Source records:
##########

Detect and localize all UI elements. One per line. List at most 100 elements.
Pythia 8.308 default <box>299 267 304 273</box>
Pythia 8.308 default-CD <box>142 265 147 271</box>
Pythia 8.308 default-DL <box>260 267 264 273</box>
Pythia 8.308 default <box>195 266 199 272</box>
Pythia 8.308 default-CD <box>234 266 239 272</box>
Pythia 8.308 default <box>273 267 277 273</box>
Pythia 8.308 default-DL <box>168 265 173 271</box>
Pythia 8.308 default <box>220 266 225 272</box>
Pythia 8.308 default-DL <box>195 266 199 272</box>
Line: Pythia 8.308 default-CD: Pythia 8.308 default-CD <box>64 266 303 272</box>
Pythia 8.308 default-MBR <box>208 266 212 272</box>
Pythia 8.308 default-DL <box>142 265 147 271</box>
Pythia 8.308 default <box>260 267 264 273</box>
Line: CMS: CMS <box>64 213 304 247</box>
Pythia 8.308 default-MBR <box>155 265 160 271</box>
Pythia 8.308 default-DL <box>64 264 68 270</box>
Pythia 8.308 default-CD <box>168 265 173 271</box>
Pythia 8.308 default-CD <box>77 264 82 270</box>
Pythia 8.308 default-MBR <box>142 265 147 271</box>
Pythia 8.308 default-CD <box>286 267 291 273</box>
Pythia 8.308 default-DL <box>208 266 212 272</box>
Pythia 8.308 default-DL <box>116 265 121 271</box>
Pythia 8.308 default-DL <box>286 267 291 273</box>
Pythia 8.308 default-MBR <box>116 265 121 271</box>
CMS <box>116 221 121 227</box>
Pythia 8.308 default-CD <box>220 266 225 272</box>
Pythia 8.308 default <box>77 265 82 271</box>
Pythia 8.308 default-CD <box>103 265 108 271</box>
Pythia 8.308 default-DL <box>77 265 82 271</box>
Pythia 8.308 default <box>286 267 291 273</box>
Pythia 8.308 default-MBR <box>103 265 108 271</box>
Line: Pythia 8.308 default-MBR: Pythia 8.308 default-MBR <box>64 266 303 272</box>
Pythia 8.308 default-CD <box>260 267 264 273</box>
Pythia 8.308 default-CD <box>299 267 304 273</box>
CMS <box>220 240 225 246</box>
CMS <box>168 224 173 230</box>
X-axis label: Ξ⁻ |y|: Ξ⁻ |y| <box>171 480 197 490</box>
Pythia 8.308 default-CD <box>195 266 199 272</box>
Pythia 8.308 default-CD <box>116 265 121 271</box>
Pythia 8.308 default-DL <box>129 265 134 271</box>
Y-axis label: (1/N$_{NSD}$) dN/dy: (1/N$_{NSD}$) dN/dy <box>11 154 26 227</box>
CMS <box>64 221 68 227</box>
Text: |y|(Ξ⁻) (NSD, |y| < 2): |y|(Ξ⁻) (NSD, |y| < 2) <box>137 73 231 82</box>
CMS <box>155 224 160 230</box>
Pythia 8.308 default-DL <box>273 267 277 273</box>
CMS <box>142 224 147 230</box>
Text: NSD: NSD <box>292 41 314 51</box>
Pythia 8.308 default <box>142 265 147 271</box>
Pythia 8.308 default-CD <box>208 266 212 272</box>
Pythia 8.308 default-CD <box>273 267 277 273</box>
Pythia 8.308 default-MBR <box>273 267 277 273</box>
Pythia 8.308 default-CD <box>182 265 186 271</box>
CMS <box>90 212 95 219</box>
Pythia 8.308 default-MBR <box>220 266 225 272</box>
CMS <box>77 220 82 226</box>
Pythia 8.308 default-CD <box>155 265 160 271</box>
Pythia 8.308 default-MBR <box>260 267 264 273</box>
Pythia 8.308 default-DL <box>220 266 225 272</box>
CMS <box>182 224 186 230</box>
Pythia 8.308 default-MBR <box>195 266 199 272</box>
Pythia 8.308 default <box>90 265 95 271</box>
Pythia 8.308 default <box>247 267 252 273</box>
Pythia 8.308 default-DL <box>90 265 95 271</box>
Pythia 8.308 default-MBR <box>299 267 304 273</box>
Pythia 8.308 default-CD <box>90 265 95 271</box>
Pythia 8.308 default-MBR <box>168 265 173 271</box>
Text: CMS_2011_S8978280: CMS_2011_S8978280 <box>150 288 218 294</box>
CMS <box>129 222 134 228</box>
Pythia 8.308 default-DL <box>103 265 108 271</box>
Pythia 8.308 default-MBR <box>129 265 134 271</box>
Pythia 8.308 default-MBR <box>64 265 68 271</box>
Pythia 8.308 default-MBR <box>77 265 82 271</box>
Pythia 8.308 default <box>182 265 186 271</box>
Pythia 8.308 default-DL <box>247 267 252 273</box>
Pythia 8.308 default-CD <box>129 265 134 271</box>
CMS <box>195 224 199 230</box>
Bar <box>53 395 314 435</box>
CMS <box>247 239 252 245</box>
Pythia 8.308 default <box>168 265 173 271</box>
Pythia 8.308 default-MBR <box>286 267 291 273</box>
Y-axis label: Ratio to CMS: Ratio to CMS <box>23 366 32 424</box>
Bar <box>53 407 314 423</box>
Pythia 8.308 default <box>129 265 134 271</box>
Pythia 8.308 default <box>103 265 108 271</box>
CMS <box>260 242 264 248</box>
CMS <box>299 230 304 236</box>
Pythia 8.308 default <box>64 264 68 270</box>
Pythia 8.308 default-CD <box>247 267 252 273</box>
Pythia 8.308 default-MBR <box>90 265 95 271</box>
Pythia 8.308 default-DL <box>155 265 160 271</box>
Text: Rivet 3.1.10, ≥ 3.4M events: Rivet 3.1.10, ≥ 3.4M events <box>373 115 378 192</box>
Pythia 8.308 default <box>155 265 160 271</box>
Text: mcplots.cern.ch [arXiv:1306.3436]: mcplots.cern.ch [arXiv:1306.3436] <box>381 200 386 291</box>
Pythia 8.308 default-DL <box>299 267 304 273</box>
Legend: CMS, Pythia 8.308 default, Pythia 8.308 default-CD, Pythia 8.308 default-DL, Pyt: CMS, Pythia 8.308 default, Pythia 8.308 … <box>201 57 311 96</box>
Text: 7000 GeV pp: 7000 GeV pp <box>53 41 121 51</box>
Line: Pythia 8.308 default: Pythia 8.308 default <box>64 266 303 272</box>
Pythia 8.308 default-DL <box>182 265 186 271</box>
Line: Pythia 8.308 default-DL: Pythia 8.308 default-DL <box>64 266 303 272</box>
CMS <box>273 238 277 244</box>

##########

- [CHALLENGE]: Retype every line of the records above without changing anything.

- [TASK RESULT]:
Detect and localize all UI elements. One per line. List at most 100 elements.
Pythia 8.308 default <box>299 267 304 273</box>
Pythia 8.308 default-CD <box>142 265 147 271</box>
Pythia 8.308 default-DL <box>260 267 264 273</box>
Pythia 8.308 default <box>195 266 199 272</box>
Pythia 8.308 default-CD <box>234 266 239 272</box>
Pythia 8.308 default <box>273 267 277 273</box>
Pythia 8.308 default-DL <box>168 265 173 271</box>
Pythia 8.308 default <box>220 266 225 272</box>
Pythia 8.308 default-DL <box>195 266 199 272</box>
Line: Pythia 8.308 default-CD: Pythia 8.308 default-CD <box>64 266 303 272</box>
Pythia 8.308 default-MBR <box>208 266 212 272</box>
Pythia 8.308 default-DL <box>142 265 147 271</box>
Pythia 8.308 default <box>260 267 264 273</box>
Line: CMS: CMS <box>64 213 304 247</box>
Pythia 8.308 default-MBR <box>155 265 160 271</box>
Pythia 8.308 default-DL <box>64 264 68 270</box>
Pythia 8.308 default-CD <box>168 265 173 271</box>
Pythia 8.308 default-CD <box>77 264 82 270</box>
Pythia 8.308 default-MBR <box>142 265 147 271</box>
Pythia 8.308 default-CD <box>286 267 291 273</box>
Pythia 8.308 default-DL <box>208 266 212 272</box>
Pythia 8.308 default-DL <box>116 265 121 271</box>
Pythia 8.308 default-DL <box>286 267 291 273</box>
Pythia 8.308 default-MBR <box>116 265 121 271</box>
CMS <box>116 221 121 227</box>
Pythia 8.308 default-CD <box>220 266 225 272</box>
Pythia 8.308 default <box>77 265 82 271</box>
Pythia 8.308 default-CD <box>103 265 108 271</box>
Pythia 8.308 default-DL <box>77 265 82 271</box>
Pythia 8.308 default <box>286 267 291 273</box>
Pythia 8.308 default-MBR <box>103 265 108 271</box>
Line: Pythia 8.308 default-MBR: Pythia 8.308 default-MBR <box>64 266 303 272</box>
Pythia 8.308 default-CD <box>260 267 264 273</box>
Pythia 8.308 default-CD <box>299 267 304 273</box>
CMS <box>220 240 225 246</box>
CMS <box>168 224 173 230</box>
X-axis label: Ξ⁻ |y|: Ξ⁻ |y| <box>171 480 197 490</box>
Pythia 8.308 default-CD <box>195 266 199 272</box>
Pythia 8.308 default-CD <box>116 265 121 271</box>
Pythia 8.308 default-DL <box>129 265 134 271</box>
Y-axis label: (1/N$_{NSD}$) dN/dy: (1/N$_{NSD}$) dN/dy <box>11 154 26 227</box>
CMS <box>64 221 68 227</box>
Text: |y|(Ξ⁻) (NSD, |y| < 2): |y|(Ξ⁻) (NSD, |y| < 2) <box>137 73 231 82</box>
CMS <box>155 224 160 230</box>
Pythia 8.308 default-DL <box>273 267 277 273</box>
CMS <box>142 224 147 230</box>
Text: NSD: NSD <box>292 41 314 51</box>
Pythia 8.308 default <box>142 265 147 271</box>
Pythia 8.308 default-CD <box>208 266 212 272</box>
Pythia 8.308 default-CD <box>273 267 277 273</box>
Pythia 8.308 default-MBR <box>273 267 277 273</box>
Pythia 8.308 default-CD <box>182 265 186 271</box>
CMS <box>90 212 95 219</box>
Pythia 8.308 default-MBR <box>220 266 225 272</box>
CMS <box>77 220 82 226</box>
Pythia 8.308 default-CD <box>155 265 160 271</box>
Pythia 8.308 default-MBR <box>260 267 264 273</box>
Pythia 8.308 default-DL <box>220 266 225 272</box>
CMS <box>182 224 186 230</box>
Pythia 8.308 default-MBR <box>195 266 199 272</box>
Pythia 8.308 default <box>90 265 95 271</box>
Pythia 8.308 default <box>247 267 252 273</box>
Pythia 8.308 default-DL <box>90 265 95 271</box>
Pythia 8.308 default-MBR <box>299 267 304 273</box>
Pythia 8.308 default-CD <box>90 265 95 271</box>
Pythia 8.308 default-MBR <box>168 265 173 271</box>
Text: CMS_2011_S8978280: CMS_2011_S8978280 <box>150 288 218 294</box>
CMS <box>129 222 134 228</box>
Pythia 8.308 default-DL <box>103 265 108 271</box>
Pythia 8.308 default-MBR <box>129 265 134 271</box>
Pythia 8.308 default-MBR <box>64 265 68 271</box>
Pythia 8.308 default-MBR <box>77 265 82 271</box>
Pythia 8.308 default <box>182 265 186 271</box>
Pythia 8.308 default-DL <box>247 267 252 273</box>
Pythia 8.308 default-CD <box>129 265 134 271</box>
CMS <box>195 224 199 230</box>
Bar <box>53 395 314 435</box>
CMS <box>247 239 252 245</box>
Pythia 8.308 default <box>168 265 173 271</box>
Pythia 8.308 default-MBR <box>286 267 291 273</box>
Y-axis label: Ratio to CMS: Ratio to CMS <box>23 366 32 424</box>
Bar <box>53 407 314 423</box>
Pythia 8.308 default <box>129 265 134 271</box>
Pythia 8.308 default <box>103 265 108 271</box>
CMS <box>260 242 264 248</box>
CMS <box>299 230 304 236</box>
Pythia 8.308 default <box>64 264 68 270</box>
Pythia 8.308 default-CD <box>247 267 252 273</box>
Pythia 8.308 default-MBR <box>90 265 95 271</box>
Pythia 8.308 default-DL <box>155 265 160 271</box>
Text: Rivet 3.1.10, ≥ 3.4M events: Rivet 3.1.10, ≥ 3.4M events <box>373 115 378 192</box>
Pythia 8.308 default <box>155 265 160 271</box>
Text: mcplots.cern.ch [arXiv:1306.3436]: mcplots.cern.ch [arXiv:1306.3436] <box>381 200 386 291</box>
Pythia 8.308 default-DL <box>299 267 304 273</box>
Legend: CMS, Pythia 8.308 default, Pythia 8.308 default-CD, Pythia 8.308 default-DL, Pyt: CMS, Pythia 8.308 default, Pythia 8.308 … <box>201 57 311 96</box>
Text: 7000 GeV pp: 7000 GeV pp <box>53 41 121 51</box>
Line: Pythia 8.308 default: Pythia 8.308 default <box>64 266 303 272</box>
Pythia 8.308 default-DL <box>182 265 186 271</box>
Line: Pythia 8.308 default-DL: Pythia 8.308 default-DL <box>64 266 303 272</box>
CMS <box>273 238 277 244</box>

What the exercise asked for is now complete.